EXERCISE DIRECTIONS: Could you repeat these lines with "Use Graphics Settings" replaced by "Off" wherever it appears, changing nothing else?

━━━━━━

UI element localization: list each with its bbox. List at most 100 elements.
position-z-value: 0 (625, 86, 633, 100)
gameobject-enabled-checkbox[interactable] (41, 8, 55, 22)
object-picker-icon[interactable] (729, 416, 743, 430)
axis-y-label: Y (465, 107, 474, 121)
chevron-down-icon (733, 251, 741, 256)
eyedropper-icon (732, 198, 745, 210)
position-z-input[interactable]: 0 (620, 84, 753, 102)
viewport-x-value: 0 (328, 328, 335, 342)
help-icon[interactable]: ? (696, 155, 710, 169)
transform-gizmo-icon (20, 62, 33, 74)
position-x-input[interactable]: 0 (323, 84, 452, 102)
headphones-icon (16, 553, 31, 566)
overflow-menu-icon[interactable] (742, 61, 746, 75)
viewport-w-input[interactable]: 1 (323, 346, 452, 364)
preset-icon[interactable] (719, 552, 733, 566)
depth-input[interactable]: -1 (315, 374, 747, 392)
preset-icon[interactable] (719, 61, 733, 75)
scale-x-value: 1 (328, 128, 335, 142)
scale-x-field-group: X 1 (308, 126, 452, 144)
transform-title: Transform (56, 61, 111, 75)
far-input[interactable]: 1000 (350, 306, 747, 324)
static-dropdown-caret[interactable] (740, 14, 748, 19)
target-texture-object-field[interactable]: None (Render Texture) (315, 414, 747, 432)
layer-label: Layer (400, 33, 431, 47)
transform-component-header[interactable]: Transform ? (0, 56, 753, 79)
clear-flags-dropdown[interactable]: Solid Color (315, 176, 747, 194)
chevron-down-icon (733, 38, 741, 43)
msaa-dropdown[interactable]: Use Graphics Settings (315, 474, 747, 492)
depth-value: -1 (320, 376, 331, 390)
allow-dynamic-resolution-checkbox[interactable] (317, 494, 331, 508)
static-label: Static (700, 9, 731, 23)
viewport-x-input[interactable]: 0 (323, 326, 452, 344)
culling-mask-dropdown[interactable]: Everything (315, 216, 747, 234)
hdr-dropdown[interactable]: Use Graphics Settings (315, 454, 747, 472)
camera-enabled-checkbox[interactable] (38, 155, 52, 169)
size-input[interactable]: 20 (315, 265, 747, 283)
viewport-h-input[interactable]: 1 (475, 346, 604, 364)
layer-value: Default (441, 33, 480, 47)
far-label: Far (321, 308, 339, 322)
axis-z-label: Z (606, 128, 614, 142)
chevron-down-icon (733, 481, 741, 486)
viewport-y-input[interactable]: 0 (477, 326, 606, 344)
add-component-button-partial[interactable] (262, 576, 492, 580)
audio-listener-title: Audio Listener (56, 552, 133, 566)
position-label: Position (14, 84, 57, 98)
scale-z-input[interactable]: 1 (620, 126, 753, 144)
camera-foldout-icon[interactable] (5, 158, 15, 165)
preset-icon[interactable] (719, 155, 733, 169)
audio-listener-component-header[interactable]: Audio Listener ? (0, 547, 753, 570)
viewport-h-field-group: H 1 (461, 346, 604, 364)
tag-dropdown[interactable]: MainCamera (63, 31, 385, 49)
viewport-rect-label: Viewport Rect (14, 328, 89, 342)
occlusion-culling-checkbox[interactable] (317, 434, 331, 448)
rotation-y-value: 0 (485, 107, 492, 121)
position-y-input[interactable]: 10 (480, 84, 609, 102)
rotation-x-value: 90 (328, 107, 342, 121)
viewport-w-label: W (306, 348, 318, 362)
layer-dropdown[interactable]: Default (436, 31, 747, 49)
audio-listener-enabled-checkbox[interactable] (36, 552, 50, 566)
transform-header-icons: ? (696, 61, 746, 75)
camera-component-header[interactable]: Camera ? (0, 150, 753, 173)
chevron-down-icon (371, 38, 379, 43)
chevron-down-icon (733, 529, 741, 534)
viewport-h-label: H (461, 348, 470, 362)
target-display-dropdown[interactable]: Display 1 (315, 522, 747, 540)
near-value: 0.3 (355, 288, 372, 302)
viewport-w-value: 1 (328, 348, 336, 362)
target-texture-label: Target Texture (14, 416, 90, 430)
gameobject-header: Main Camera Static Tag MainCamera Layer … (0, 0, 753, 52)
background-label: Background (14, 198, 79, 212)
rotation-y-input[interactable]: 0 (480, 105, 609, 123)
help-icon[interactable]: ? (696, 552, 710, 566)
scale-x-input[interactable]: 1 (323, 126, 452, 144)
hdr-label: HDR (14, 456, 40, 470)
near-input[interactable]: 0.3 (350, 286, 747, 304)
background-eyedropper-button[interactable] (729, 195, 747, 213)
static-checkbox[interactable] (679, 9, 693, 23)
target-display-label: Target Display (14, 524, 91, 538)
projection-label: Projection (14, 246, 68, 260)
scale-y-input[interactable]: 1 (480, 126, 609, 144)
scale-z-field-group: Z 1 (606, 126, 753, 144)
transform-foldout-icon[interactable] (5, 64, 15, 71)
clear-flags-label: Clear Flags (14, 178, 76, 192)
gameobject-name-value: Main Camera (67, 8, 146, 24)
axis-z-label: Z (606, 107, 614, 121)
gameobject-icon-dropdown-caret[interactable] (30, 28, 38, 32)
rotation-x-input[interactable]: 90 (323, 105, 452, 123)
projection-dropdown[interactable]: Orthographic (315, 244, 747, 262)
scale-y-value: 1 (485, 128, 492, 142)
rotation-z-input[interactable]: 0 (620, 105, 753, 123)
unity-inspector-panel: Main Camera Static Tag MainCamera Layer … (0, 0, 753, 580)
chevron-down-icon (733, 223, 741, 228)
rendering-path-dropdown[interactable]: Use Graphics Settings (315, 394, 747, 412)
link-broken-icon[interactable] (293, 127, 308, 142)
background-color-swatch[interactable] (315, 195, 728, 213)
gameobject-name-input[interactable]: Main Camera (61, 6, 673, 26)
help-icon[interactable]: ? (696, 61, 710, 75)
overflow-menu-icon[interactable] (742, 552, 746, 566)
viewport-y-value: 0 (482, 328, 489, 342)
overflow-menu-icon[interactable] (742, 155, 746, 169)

━━━━━━

ANSWER TO THE EXERCISE:
UI element localization: list each with its bbox. List at most 100 elements.
position-z-value: 0 (625, 86, 633, 100)
gameobject-enabled-checkbox[interactable] (41, 8, 55, 22)
object-picker-icon[interactable] (729, 416, 743, 430)
axis-y-label: Y (465, 107, 474, 121)
chevron-down-icon (733, 251, 741, 256)
eyedropper-icon (732, 198, 745, 210)
position-z-input[interactable]: 0 (620, 84, 753, 102)
viewport-x-value: 0 (328, 328, 335, 342)
help-icon[interactable]: ? (696, 155, 710, 169)
transform-gizmo-icon (20, 62, 33, 74)
position-x-input[interactable]: 0 (323, 84, 452, 102)
headphones-icon (16, 553, 31, 566)
overflow-menu-icon[interactable] (742, 61, 746, 75)
viewport-w-input[interactable]: 1 (323, 346, 452, 364)
preset-icon[interactable] (719, 552, 733, 566)
depth-input[interactable]: -1 (315, 374, 747, 392)
preset-icon[interactable] (719, 61, 733, 75)
scale-x-value: 1 (328, 128, 335, 142)
scale-x-field-group: X 1 (308, 126, 452, 144)
transform-title: Transform (56, 61, 111, 75)
far-input[interactable]: 1000 (350, 306, 747, 324)
static-dropdown-caret[interactable] (740, 14, 748, 19)
target-texture-object-field[interactable]: None (Render Texture) (315, 414, 747, 432)
layer-label: Layer (400, 33, 431, 47)
transform-component-header[interactable]: Transform ? (0, 56, 753, 79)
clear-flags-dropdown[interactable]: Solid Color (315, 176, 747, 194)
chevron-down-icon (733, 38, 741, 43)
msaa-dropdown[interactable]: Off (315, 474, 747, 492)
depth-value: -1 (320, 376, 331, 390)
allow-dynamic-resolution-checkbox[interactable] (317, 494, 331, 508)
static-label: Static (700, 9, 731, 23)
viewport-x-input[interactable]: 0 (323, 326, 452, 344)
culling-mask-dropdown[interactable]: Everything (315, 216, 747, 234)
hdr-dropdown[interactable]: Off (315, 454, 747, 472)
camera-enabled-checkbox[interactable] (38, 155, 52, 169)
size-input[interactable]: 20 (315, 265, 747, 283)
viewport-h-input[interactable]: 1 (475, 346, 604, 364)
layer-value: Default (441, 33, 480, 47)
far-label: Far (321, 308, 339, 322)
axis-z-label: Z (606, 128, 614, 142)
chevron-down-icon (733, 481, 741, 486)
viewport-y-input[interactable]: 0 (477, 326, 606, 344)
add-component-button-partial[interactable] (262, 576, 492, 580)
audio-listener-title: Audio Listener (56, 552, 133, 566)
position-label: Position (14, 84, 57, 98)
scale-z-input[interactable]: 1 (620, 126, 753, 144)
camera-foldout-icon[interactable] (5, 158, 15, 165)
preset-icon[interactable] (719, 155, 733, 169)
audio-listener-component-header[interactable]: Audio Listener ? (0, 547, 753, 570)
viewport-h-field-group: H 1 (461, 346, 604, 364)
tag-dropdown[interactable]: MainCamera (63, 31, 385, 49)
viewport-rect-label: Viewport Rect (14, 328, 89, 342)
occlusion-culling-checkbox[interactable] (317, 434, 331, 448)
rotation-y-value: 0 (485, 107, 492, 121)
position-y-input[interactable]: 10 (480, 84, 609, 102)
rotation-x-value: 90 (328, 107, 342, 121)
viewport-w-label: W (306, 348, 318, 362)
layer-dropdown[interactable]: Default (436, 31, 747, 49)
audio-listener-enabled-checkbox[interactable] (36, 552, 50, 566)
transform-header-icons: ? (696, 61, 746, 75)
camera-component-header[interactable]: Camera ? (0, 150, 753, 173)
chevron-down-icon (371, 38, 379, 43)
chevron-down-icon (733, 529, 741, 534)
viewport-h-label: H (461, 348, 470, 362)
target-display-dropdown[interactable]: Display 1 (315, 522, 747, 540)
near-value: 0.3 (355, 288, 372, 302)
viewport-w-value: 1 (328, 348, 336, 362)
target-texture-label: Target Texture (14, 416, 90, 430)
gameobject-header: Main Camera Static Tag MainCamera Layer … (0, 0, 753, 52)
background-label: Background (14, 198, 79, 212)
rotation-y-input[interactable]: 0 (480, 105, 609, 123)
help-icon[interactable]: ? (696, 552, 710, 566)
scale-x-input[interactable]: 1 (323, 126, 452, 144)
hdr-label: HDR (14, 456, 40, 470)
near-input[interactable]: 0.3 (350, 286, 747, 304)
background-eyedropper-button[interactable] (729, 195, 747, 213)
static-checkbox[interactable] (679, 9, 693, 23)
target-display-label: Target Display (14, 524, 91, 538)
projection-label: Projection (14, 246, 68, 260)
scale-y-input[interactable]: 1 (480, 126, 609, 144)
scale-z-field-group: Z 1 (606, 126, 753, 144)
transform-foldout-icon[interactable] (5, 64, 15, 71)
clear-flags-label: Clear Flags (14, 178, 76, 192)
gameobject-name-value: Main Camera (67, 8, 146, 24)
axis-z-label: Z (606, 107, 614, 121)
gameobject-icon-dropdown-caret[interactable] (30, 28, 38, 32)
rotation-x-input[interactable]: 90 (323, 105, 452, 123)
projection-dropdown[interactable]: Orthographic (315, 244, 747, 262)
scale-y-value: 1 (485, 128, 492, 142)
rotation-z-input[interactable]: 0 (620, 105, 753, 123)
unity-inspector-panel: Main Camera Static Tag MainCamera Layer … (0, 0, 753, 580)
chevron-down-icon (733, 223, 741, 228)
rendering-path-dropdown[interactable]: Off (315, 394, 747, 412)
link-broken-icon[interactable] (293, 127, 308, 142)
background-color-swatch[interactable] (315, 195, 728, 213)
gameobject-name-input[interactable]: Main Camera (61, 6, 673, 26)
help-icon[interactable]: ? (696, 61, 710, 75)
overflow-menu-icon[interactable] (742, 552, 746, 566)
viewport-y-value: 0 (482, 328, 489, 342)
overflow-menu-icon[interactable] (742, 155, 746, 169)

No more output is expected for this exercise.